◆ **INFORMATION GIVEN**
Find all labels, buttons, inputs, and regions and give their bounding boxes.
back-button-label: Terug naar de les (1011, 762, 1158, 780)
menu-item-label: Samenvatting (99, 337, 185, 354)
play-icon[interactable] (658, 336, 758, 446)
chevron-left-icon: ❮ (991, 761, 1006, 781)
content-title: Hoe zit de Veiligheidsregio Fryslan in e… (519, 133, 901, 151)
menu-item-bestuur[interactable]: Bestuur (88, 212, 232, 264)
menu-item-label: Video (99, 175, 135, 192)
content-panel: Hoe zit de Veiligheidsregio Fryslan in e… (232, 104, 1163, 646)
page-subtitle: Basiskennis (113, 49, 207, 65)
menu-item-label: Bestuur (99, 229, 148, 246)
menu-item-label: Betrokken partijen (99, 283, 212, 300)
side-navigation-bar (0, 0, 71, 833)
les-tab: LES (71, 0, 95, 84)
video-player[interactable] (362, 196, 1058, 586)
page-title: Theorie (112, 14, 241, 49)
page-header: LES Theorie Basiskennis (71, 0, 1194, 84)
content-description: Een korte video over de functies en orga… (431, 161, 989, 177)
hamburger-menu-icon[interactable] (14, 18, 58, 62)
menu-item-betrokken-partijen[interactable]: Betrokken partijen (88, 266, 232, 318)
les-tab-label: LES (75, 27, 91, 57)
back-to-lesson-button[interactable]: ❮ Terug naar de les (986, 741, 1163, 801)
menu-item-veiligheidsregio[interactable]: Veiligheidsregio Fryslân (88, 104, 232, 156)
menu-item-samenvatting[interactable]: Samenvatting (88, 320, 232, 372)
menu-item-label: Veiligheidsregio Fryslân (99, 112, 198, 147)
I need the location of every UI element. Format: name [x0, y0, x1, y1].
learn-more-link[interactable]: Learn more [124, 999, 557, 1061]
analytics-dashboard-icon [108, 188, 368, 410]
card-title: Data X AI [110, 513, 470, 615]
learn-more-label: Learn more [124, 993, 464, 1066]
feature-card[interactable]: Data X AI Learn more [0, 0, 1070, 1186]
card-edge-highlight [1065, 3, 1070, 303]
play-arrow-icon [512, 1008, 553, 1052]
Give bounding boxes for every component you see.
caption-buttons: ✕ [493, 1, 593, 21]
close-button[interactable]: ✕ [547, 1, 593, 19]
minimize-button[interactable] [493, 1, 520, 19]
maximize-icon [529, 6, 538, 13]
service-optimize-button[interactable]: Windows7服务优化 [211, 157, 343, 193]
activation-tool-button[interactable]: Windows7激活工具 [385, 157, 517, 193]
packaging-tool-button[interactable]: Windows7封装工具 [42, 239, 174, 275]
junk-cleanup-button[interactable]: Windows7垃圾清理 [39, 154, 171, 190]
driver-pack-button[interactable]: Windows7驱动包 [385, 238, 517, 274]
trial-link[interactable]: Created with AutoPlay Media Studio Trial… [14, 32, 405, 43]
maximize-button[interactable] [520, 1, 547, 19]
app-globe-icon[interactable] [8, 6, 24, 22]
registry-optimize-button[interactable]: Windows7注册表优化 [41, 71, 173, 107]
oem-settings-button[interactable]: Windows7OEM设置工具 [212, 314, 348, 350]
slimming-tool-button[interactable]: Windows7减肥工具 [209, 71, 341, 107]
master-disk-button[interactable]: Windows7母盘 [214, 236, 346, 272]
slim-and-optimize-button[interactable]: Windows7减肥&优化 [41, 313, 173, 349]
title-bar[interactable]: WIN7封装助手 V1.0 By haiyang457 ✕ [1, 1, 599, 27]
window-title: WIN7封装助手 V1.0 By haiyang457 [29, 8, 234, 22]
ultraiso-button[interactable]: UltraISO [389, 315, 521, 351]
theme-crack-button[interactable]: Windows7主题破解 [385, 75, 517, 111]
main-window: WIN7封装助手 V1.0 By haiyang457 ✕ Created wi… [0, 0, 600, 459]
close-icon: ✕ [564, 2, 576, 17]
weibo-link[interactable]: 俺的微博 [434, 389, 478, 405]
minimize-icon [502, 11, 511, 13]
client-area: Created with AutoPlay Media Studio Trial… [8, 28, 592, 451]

◆ **AIM**
Edit the listing above by changing every "menu-item-label" to "nav-item-label", and give back all of its lines with nothing else altered.

◆ **WRITTEN REPLY**
Find all labels, buttons, inputs, and regions and give their bounding boxes.
back-button-label: Terug naar de les (1011, 762, 1158, 780)
nav-item-label: Samenvatting (99, 337, 185, 354)
play-icon[interactable] (658, 336, 758, 446)
chevron-left-icon: ❮ (991, 761, 1006, 781)
content-title: Hoe zit de Veiligheidsregio Fryslan in e… (519, 133, 901, 151)
menu-item-bestuur[interactable]: Bestuur (88, 212, 232, 264)
nav-item-label: Video (99, 175, 135, 192)
content-panel: Hoe zit de Veiligheidsregio Fryslan in e… (232, 104, 1163, 646)
page-subtitle: Basiskennis (113, 49, 207, 65)
nav-item-label: Bestuur (99, 229, 148, 246)
nav-item-label: Betrokken partijen (99, 283, 212, 300)
side-navigation-bar (0, 0, 71, 833)
les-tab: LES (71, 0, 95, 84)
video-player[interactable] (362, 196, 1058, 586)
page-title: Theorie (112, 14, 241, 49)
page-header: LES Theorie Basiskennis (71, 0, 1194, 84)
content-description: Een korte video over de functies en orga… (431, 161, 989, 177)
hamburger-menu-icon[interactable] (14, 18, 58, 62)
menu-item-betrokken-partijen[interactable]: Betrokken partijen (88, 266, 232, 318)
les-tab-label: LES (75, 27, 91, 57)
back-to-lesson-button[interactable]: ❮ Terug naar de les (986, 741, 1163, 801)
menu-item-veiligheidsregio[interactable]: Veiligheidsregio Fryslân (88, 104, 232, 156)
menu-item-samenvatting[interactable]: Samenvatting (88, 320, 232, 372)
nav-item-label: Veiligheidsregio Fryslân (99, 112, 198, 147)
I need the location of every UI element. Format: name [x0, y0, x1, y1].
learn-more-link[interactable]: Learn more [124, 999, 557, 1061]
analytics-dashboard-icon [108, 188, 368, 410]
card-title: Data X AI [110, 513, 470, 615]
learn-more-label: Learn more [124, 993, 464, 1066]
feature-card[interactable]: Data X AI Learn more [0, 0, 1070, 1186]
card-edge-highlight [1065, 3, 1070, 303]
play-arrow-icon [512, 1008, 553, 1052]
Give bounding boxes for every component you see.
caption-buttons: ✕ [493, 1, 593, 21]
close-button[interactable]: ✕ [547, 1, 593, 19]
minimize-button[interactable] [493, 1, 520, 19]
maximize-icon [529, 6, 538, 13]
service-optimize-button[interactable]: Windows7服务优化 [211, 157, 343, 193]
activation-tool-button[interactable]: Windows7激活工具 [385, 157, 517, 193]
packaging-tool-button[interactable]: Windows7封装工具 [42, 239, 174, 275]
junk-cleanup-button[interactable]: Windows7垃圾清理 [39, 154, 171, 190]
driver-pack-button[interactable]: Windows7驱动包 [385, 238, 517, 274]
trial-link[interactable]: Created with AutoPlay Media Studio Trial… [14, 32, 405, 43]
maximize-button[interactable] [520, 1, 547, 19]
app-globe-icon[interactable] [8, 6, 24, 22]
registry-optimize-button[interactable]: Windows7注册表优化 [41, 71, 173, 107]
oem-settings-button[interactable]: Windows7OEM设置工具 [212, 314, 348, 350]
slimming-tool-button[interactable]: Windows7减肥工具 [209, 71, 341, 107]
master-disk-button[interactable]: Windows7母盘 [214, 236, 346, 272]
slim-and-optimize-button[interactable]: Windows7减肥&优化 [41, 313, 173, 349]
title-bar[interactable]: WIN7封装助手 V1.0 By haiyang457 ✕ [1, 1, 599, 27]
window-title: WIN7封装助手 V1.0 By haiyang457 [29, 8, 234, 22]
ultraiso-button[interactable]: UltraISO [389, 315, 521, 351]
theme-crack-button[interactable]: Windows7主题破解 [385, 75, 517, 111]
main-window: WIN7封装助手 V1.0 By haiyang457 ✕ Created wi… [0, 0, 600, 459]
close-icon: ✕ [564, 2, 576, 17]
weibo-link[interactable]: 俺的微博 [434, 389, 478, 405]
minimize-icon [502, 11, 511, 13]
client-area: Created with AutoPlay Media Studio Trial… [8, 28, 592, 451]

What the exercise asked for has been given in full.